Problem to solve -
Separate out the lines that hold "Output".

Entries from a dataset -
○ ○ ○ ○ ○ ○ ○

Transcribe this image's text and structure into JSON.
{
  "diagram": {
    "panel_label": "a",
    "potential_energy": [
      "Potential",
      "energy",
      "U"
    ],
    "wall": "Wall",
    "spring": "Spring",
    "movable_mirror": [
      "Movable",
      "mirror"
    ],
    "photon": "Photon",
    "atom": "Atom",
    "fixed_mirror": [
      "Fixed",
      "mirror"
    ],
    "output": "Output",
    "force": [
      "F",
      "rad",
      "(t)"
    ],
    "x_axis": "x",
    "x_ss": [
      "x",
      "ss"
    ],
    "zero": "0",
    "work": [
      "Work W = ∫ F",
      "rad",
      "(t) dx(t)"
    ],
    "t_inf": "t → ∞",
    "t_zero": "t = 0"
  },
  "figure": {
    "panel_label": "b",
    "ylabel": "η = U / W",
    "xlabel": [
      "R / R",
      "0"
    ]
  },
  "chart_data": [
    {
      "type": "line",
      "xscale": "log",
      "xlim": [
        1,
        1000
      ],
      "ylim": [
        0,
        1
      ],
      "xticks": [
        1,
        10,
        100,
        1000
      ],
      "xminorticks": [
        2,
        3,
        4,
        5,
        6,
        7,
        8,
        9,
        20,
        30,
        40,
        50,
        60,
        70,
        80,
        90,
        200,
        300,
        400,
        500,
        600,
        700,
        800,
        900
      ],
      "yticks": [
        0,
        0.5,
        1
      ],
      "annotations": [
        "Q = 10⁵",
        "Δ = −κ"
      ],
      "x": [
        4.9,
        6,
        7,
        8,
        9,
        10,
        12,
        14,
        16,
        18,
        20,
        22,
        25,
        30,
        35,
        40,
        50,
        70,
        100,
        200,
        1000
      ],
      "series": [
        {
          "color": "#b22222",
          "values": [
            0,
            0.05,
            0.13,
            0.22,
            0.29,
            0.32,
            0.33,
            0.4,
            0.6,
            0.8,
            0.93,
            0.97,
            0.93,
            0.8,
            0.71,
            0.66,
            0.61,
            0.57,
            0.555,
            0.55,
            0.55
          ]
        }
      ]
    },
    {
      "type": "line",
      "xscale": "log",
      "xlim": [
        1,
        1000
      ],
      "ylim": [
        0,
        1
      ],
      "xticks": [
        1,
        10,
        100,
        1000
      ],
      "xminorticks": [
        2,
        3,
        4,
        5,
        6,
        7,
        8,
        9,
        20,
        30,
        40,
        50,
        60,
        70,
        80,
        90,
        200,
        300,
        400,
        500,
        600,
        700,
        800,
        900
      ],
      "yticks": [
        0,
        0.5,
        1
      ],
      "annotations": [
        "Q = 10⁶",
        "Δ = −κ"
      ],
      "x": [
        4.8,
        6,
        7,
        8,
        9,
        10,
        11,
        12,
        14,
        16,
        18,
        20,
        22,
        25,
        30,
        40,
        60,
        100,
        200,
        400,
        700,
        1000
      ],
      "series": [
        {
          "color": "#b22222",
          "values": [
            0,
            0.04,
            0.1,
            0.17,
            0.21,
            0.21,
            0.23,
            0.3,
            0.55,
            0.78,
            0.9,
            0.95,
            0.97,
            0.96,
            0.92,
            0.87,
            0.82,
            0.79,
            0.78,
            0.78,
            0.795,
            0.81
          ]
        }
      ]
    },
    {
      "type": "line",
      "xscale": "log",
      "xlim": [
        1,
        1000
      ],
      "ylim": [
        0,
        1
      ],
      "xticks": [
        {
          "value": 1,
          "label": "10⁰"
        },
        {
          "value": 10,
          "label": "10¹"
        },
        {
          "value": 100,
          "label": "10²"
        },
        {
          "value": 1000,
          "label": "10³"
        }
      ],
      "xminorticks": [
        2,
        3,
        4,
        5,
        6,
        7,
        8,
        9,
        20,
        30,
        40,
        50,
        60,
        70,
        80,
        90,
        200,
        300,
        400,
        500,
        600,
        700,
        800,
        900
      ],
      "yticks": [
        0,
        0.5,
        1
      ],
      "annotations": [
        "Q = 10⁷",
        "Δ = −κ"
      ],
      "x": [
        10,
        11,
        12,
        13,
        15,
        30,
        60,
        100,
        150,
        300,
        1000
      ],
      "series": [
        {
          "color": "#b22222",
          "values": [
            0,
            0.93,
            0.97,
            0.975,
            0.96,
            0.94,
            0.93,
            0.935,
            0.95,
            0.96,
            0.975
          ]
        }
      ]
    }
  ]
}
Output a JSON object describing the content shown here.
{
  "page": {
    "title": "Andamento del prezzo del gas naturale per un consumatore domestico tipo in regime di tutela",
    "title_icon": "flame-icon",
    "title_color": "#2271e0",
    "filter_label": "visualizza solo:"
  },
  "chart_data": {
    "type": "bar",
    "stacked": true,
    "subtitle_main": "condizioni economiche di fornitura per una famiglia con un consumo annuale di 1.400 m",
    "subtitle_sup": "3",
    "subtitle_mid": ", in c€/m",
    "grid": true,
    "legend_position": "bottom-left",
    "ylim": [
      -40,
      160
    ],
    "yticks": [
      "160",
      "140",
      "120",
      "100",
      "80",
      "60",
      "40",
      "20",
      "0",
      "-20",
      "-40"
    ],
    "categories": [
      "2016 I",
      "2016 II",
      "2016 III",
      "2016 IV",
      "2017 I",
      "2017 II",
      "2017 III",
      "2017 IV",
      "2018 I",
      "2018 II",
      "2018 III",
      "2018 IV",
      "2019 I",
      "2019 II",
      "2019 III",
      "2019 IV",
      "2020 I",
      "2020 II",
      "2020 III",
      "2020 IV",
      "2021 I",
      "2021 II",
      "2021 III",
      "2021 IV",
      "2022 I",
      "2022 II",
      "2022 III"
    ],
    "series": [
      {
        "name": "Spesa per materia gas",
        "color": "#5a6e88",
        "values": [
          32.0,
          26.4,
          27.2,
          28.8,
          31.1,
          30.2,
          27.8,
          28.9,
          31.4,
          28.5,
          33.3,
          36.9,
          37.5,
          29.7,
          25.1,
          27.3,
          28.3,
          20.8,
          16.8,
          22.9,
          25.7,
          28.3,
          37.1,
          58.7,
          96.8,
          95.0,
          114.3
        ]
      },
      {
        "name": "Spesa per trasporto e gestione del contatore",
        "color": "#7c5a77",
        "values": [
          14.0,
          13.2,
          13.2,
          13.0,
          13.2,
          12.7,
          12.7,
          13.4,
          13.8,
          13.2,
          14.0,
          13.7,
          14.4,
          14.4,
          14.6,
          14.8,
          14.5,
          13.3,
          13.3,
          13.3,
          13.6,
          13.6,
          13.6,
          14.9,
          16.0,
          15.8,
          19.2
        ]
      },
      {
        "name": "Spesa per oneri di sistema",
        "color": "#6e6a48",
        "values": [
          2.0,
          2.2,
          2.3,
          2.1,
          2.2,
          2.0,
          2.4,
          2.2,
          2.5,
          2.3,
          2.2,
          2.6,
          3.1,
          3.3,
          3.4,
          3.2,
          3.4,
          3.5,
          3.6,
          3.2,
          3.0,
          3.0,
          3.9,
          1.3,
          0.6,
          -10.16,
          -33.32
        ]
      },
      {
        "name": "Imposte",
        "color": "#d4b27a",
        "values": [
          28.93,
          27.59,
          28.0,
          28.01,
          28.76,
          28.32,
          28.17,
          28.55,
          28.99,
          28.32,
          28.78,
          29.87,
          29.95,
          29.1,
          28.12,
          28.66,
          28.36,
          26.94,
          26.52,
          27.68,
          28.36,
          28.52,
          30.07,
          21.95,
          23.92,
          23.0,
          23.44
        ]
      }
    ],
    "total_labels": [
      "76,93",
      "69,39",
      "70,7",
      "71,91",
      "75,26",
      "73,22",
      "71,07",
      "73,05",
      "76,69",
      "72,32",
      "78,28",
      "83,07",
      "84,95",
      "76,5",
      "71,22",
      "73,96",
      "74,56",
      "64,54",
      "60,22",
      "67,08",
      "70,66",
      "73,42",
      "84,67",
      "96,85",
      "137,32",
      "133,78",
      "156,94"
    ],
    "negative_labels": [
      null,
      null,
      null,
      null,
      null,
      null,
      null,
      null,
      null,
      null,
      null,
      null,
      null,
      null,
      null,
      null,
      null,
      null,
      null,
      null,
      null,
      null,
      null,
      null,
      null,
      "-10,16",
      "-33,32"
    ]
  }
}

○ ○ ○ ○ ○ ○ ○

The completed task -
    "output": "Output",
Output a JSON object describing the content shown here.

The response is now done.